◆ Prompt: Reproduce the records. Keep every word exact and include no images.
## START Given records
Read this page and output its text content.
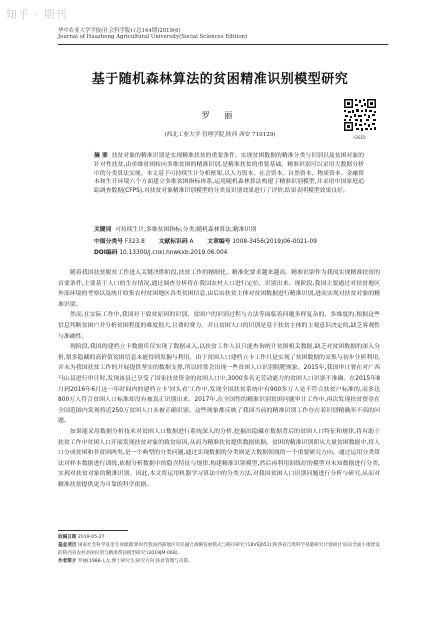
知乎 · 期刊
华中农业大学学报(社会科学版) (总144期)2019(6)
Journal of Huazhong Agricultural University(Social Sciences Edition)
基于随机森林算法的贫困精准识别模型研究
罗 丽
(西北工业大学 管理学院,陕西 西安 710129)	OSID
摘 要 扶贫对象的精准识别是实现精准扶贫的重要条件。实现贫困数据的精准分类与识别以及贫困对象的针对性扶贫,由单维贫困转向多维贫困的精准识别,是精准扶贫的重要基础。精准识别可以采用大数据分析中的分类算法实现。本文基于可持续生计分析框架,以人力资本、社会资本、自然资本、物质资本、金融资本和生计环境六个方面建立多维贫困指标体系,运用随机森林算法构建了精准识别模型,并采用中国家庭追踪调查数据(CFPS),对扶贫对象精准识别模型的分类及识别效果进行了评价,结果表明模型效果良好。
关键词 可持续生计;多维贫困指标;分类;随机森林算法;精准识别
中图分类号 F323.8 文献标识码 A 文章编号 1008-3456(2019)06-0021-09
DOI编码 10.13300/j.cnki.hnwkxb.2019.06.004

随着我国扶贫脱贫工作进入关键决胜阶段,扶贫工作的精细化、精准化要求越来越高。精准识别作为我国实现精准扶贫的首要条件,主要基于人口的生存情况,通过调查分析将在我国农村人口进行定位、识别出来。现阶段,我国主要通过对扶贫地区外部环境的考察以及统计收集农村贫困地区各类贫困信息,由后由扶贫主体对贫困数据进行精准识别,进而实现对扶贫对象的精准识别。

然而,在实际工作中,我国对于致贫原因的识别、贫困户的识别过程与方法等面临着问题多样复杂的、多维度的,根据这些信息判断贫困户并分析贫困程度的难度很大,且费时费力。并且贫困人口的识别是基于扶贫主体的主观意识决定的,缺乏客观性与准确性。

现阶段,我国的建档立卡数据库仅实现了数据录入,以扶贫工作人员只能查询统计贫困相关数据,缺乏对贫困数据的深入分析,很多隐藏的高价值贫困信息未能得到发掘与利用。由于贫困人口建档立卡工作只是实现了贫困数据的采集与初步分析利用,并未为我国扶贫工作的开展提供坚实的数据支撑,所以经常会出现一些贫困人口识别脱靶现象。2015年,我国审计署在对广西马山县进行审计时,发现该县已享受了国家扶贫资金的贫困人口中,3000多名无劳动能力的贫困人口识别不准确。在2015年8月到2016年6月这一年时间内的建档立卡'回头看'工作中,发现全国扶贫系统中有900多万人是不符合扶贫户标准的,而多达800万人符合贫困人口标准却没有被真正识别出来。2017年,在全国性的精准识别贫困问题审计工作中,再次发现扶贫资金在全国范围内发现将近250万贫困人口未被正确识别。这些现象都反映了我国当前的精准识别工作存在着识别精确率不高的问题。

如果能采用数据分析技术对贫困人口数据进行系统深入的分析,挖掘出隐藏在数据背后的贫困人口特征和规律,将有助于扶贫工作中贫困人口开展发现扶贫对象的致贫原因,从而为精准扶贫提供数据依据。贫困的精准识别即从大量贫困数据中,将人口分成贫困和非贫困两类,是一个典型的分类问题,通过实现数据的分类则是大数据领域的一个重要研究方向。通过运用分类算法对样本数据进行训练,依据分析数据中的隐含特征与规律,构建精准识别模型,然后再利用训练好的模型对未知数据进行分类,实现对扶贫对象的精准识别。因此,本文将运用机器学习算法中的分类方法,对我国贫困人口识别问题进行分析与研究,从而对精准扶贫提供更为可靠的科学依据。

收稿日期 2019-05-27
基金项目 国家社会科学基金专项课题'新时代我国西部地区军民融合战略发展模式与路径研究'(18VSJ051);陕西省自然科学基础研究计划项目'面向全面小康建设的陕西省农村贫困识别与精准帮扶模型研究'(2019JM-068)。
作者简介 罗丽(1988-),女,博士研究生;研究方向:扶贫管理与决策。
## END Given records
◆ Written solution:
Read this page and output its text content.
知乎 · 期刊
华中农业大学学报(社会科学版) (总144期)2019(6)
Journal of Huazhong Agricultural University(Social Sciences Edition)
基于随机森林算法的贫困精准识别模型研究
罗 丽
(西北工业大学 管理学院,陕西 西安 710129)	OSID
摘 要 扶贫对象的精准识别是实现精准扶贫的重要条件。实现贫困数据的精准分类与识别以及贫困对象的针对性扶贫,由单维贫困转向多维贫困的精准识别,是精准扶贫的重要基础。精准识别可以采用大数据分析中的分类算法实现。本文基于可持续生计分析框架,以人力资本、社会资本、自然资本、物质资本、金融资本和生计环境六个方面建立多维贫困指标体系,运用随机森林算法构建了精准识别模型,并采用中国家庭追踪调查数据(CFPS),对扶贫对象精准识别模型的分类及识别效果进行了评价,结果表明模型效果良好。
关键词 可持续生计;多维贫困指标;分类;随机森林算法;精准识别
中图分类号 F323.8 文献标识码 A 文章编号 1008-3456(2019)06-0021-09
DOI编码 10.13300/j.cnki.hnwkxb.2019.06.004

随着我国扶贫脱贫工作进入关键决胜阶段,扶贫工作的精细化、精准化要求越来越高。精准识别作为我国实现精准扶贫的首要条件,主要基于人口的生存情况,通过调查分析将在我国农村人口进行定位、识别出来。现阶段,我国主要通过对扶贫地区外部环境的考察以及统计收集农村贫困地区各类贫困信息,由后由扶贫主体对贫困数据进行精准识别,进而实现对扶贫对象的精准识别。

然而,在实际工作中,我国对于致贫原因的识别、贫困户的识别过程与方法等面临着问题多样复杂的、多维度的,根据这些信息判断贫困户并分析贫困程度的难度很大,且费时费力。并且贫困人口的识别是基于扶贫主体的主观意识决定的,缺乏客观性与准确性。

现阶段,我国的建档立卡数据库仅实现了数据录入,以扶贫工作人员只能查询统计贫困相关数据,缺乏对贫困数据的深入分析,很多隐藏的高价值贫困信息未能得到发掘与利用。由于贫困人口建档立卡工作只是实现了贫困数据的采集与初步分析利用,并未为我国扶贫工作的开展提供坚实的数据支撑,所以经常会出现一些贫困人口识别脱靶现象。2015年,我国审计署在对广西马山县进行审计时,发现该县已享受了国家扶贫资金的贫困人口中,3000多名无劳动能力的贫困人口识别不准确。在2015年8月到2016年6月这一年时间内的建档立卡'回头看'工作中,发现全国扶贫系统中有900多万人是不符合扶贫户标准的,而多达800万人符合贫困人口标准却没有被真正识别出来。2017年,在全国性的精准识别贫困问题审计工作中,再次发现扶贫资金在全国范围内发现将近250万贫困人口未被正确识别。这些现象都反映了我国当前的精准识别工作存在着识别精确率不高的问题。

如果能采用数据分析技术对贫困人口数据进行系统深入的分析,挖掘出隐藏在数据背后的贫困人口特征和规律,将有助于扶贫工作中贫困人口开展发现扶贫对象的致贫原因,从而为精准扶贫提供数据依据。贫困的精准识别即从大量贫困数据中,将人口分成贫困和非贫困两类,是一个典型的分类问题,通过实现数据的分类则是大数据领域的一个重要研究方向。通过运用分类算法对样本数据进行训练,依据分析数据中的隐含特征与规律,构建精准识别模型,然后再利用训练好的模型对未知数据进行分类,实现对扶贫对象的精准识别。因此,本文将运用机器学习算法中的分类方法,对我国贫困人口识别问题进行分析与研究,从而对精准扶贫提供更为可靠的科学依据。

收稿日期 2019-05-27
基金项目 国家社会科学基金专项课题'新时代我国西部地区军民融合战略发展模式与路径研究'(18VSJ051);陕西省自然科学基础研究计划项目'面向全面小康建设的陕西省农村贫困识别与精准帮扶模型研究'(2019JM-068)。
作者简介 罗丽(1988-),女,博士研究生;研究方向:扶贫管理与决策。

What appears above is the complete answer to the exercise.